### Goal
Can you rewrite these lines with "feedforward" changed to "feed-forward" wherever it occurs, leaving everything else the same?
— Start of Records for the exercise —
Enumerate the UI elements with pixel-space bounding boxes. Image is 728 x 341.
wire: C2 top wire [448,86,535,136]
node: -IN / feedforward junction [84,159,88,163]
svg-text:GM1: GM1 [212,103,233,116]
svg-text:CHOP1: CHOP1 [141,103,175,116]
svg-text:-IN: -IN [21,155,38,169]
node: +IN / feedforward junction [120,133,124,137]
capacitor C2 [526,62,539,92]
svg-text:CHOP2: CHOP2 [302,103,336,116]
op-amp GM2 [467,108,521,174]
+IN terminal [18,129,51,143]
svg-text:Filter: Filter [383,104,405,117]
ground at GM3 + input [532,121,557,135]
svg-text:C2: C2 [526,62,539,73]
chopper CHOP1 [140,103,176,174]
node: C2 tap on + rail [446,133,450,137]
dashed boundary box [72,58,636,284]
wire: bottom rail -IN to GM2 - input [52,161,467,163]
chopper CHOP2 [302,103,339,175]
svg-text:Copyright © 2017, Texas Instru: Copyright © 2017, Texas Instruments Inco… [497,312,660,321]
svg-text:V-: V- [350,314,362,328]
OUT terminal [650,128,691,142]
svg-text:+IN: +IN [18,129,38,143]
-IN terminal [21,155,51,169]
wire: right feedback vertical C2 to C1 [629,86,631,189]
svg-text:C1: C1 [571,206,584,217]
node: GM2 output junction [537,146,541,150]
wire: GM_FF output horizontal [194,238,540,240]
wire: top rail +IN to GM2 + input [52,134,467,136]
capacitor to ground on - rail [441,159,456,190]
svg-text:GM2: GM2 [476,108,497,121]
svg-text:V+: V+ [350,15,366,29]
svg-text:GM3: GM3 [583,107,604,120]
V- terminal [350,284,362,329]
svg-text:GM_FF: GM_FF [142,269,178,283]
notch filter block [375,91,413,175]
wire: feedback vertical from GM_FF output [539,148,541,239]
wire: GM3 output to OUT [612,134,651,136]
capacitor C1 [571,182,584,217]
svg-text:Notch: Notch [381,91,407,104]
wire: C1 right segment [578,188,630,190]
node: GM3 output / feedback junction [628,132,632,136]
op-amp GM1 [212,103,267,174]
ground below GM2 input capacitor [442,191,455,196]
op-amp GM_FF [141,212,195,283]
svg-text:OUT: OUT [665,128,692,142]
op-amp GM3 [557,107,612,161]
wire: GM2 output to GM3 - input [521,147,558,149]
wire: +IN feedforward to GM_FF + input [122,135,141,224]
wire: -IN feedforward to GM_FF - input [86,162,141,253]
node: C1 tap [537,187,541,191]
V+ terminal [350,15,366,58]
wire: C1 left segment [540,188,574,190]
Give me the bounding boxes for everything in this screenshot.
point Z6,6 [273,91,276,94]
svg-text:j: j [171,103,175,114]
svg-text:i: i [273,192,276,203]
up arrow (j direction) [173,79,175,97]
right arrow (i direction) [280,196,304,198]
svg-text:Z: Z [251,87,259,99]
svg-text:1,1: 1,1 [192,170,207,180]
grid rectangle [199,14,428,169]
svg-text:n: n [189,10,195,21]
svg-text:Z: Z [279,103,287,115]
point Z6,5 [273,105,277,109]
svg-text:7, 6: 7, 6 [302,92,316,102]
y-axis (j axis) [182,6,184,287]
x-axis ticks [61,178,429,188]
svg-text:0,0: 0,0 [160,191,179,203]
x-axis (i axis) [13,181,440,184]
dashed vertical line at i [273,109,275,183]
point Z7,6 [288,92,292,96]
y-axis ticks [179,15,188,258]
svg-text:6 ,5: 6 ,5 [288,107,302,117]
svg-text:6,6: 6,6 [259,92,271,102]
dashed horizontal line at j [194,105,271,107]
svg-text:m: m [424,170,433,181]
— End of Records for the exercise —
### Written reply
Enumerate the UI elements with pixel-space bounding boxes. Image is 728 x 341.
wire: C2 top wire [448,86,535,136]
node: -IN / feed-forward junction [84,159,88,163]
svg-text:GM1: GM1 [212,103,233,116]
svg-text:CHOP1: CHOP1 [141,103,175,116]
svg-text:-IN: -IN [21,155,38,169]
node: +IN / feed-forward junction [120,133,124,137]
capacitor C2 [526,62,539,92]
svg-text:CHOP2: CHOP2 [302,103,336,116]
op-amp GM2 [467,108,521,174]
+IN terminal [18,129,51,143]
svg-text:Filter: Filter [383,104,405,117]
ground at GM3 + input [532,121,557,135]
svg-text:C2: C2 [526,62,539,73]
chopper CHOP1 [140,103,176,174]
node: C2 tap on + rail [446,133,450,137]
dashed boundary box [72,58,636,284]
wire: bottom rail -IN to GM2 - input [52,161,467,163]
chopper CHOP2 [302,103,339,175]
svg-text:Copyright © 2017, Texas Instru: Copyright © 2017, Texas Instruments Inco… [497,312,660,321]
svg-text:V-: V- [350,314,362,328]
OUT terminal [650,128,691,142]
svg-text:+IN: +IN [18,129,38,143]
-IN terminal [21,155,51,169]
wire: right feedback vertical C2 to C1 [629,86,631,189]
svg-text:C1: C1 [571,206,584,217]
node: GM2 output junction [537,146,541,150]
wire: GM_FF output horizontal [194,238,540,240]
wire: top rail +IN to GM2 + input [52,134,467,136]
capacitor to ground on - rail [441,159,456,190]
svg-text:GM2: GM2 [476,108,497,121]
svg-text:V+: V+ [350,15,366,29]
svg-text:GM3: GM3 [583,107,604,120]
V- terminal [350,284,362,329]
svg-text:GM_FF: GM_FF [142,269,178,283]
notch filter block [375,91,413,175]
wire: feedback vertical from GM_FF output [539,148,541,239]
wire: GM3 output to OUT [612,134,651,136]
capacitor C1 [571,182,584,217]
svg-text:Notch: Notch [381,91,407,104]
wire: C1 right segment [578,188,630,190]
node: GM3 output / feedback junction [628,132,632,136]
op-amp GM1 [212,103,267,174]
ground below GM2 input capacitor [442,191,455,196]
op-amp GM_FF [141,212,195,283]
svg-text:OUT: OUT [665,128,692,142]
op-amp GM3 [557,107,612,161]
wire: GM2 output to GM3 - input [521,147,558,149]
wire: +IN feed-forward to GM_FF + input [122,135,141,224]
wire: -IN feed-forward to GM_FF - input [86,162,141,253]
node: C1 tap [537,187,541,191]
V+ terminal [350,15,366,58]
wire: C1 left segment [540,188,574,190]
Give me the bounding boxes for everything in this screenshot.
point Z6,6 [273,91,276,94]
svg-text:j: j [171,103,175,114]
svg-text:i: i [273,192,276,203]
up arrow (j direction) [173,79,175,97]
right arrow (i direction) [280,196,304,198]
svg-text:Z: Z [251,87,259,99]
svg-text:1,1: 1,1 [192,170,207,180]
grid rectangle [199,14,428,169]
svg-text:n: n [189,10,195,21]
svg-text:Z: Z [279,103,287,115]
point Z6,5 [273,105,277,109]
svg-text:7, 6: 7, 6 [302,92,316,102]
y-axis (j axis) [182,6,184,287]
x-axis ticks [61,178,429,188]
svg-text:0,0: 0,0 [160,191,179,203]
x-axis (i axis) [13,181,440,184]
dashed vertical line at i [273,109,275,183]
point Z7,6 [288,92,292,96]
y-axis ticks [179,15,188,258]
svg-text:6 ,5: 6 ,5 [288,107,302,117]
svg-text:6,6: 6,6 [259,92,271,102]
dashed horizontal line at j [194,105,271,107]
svg-text:m: m [424,170,433,181]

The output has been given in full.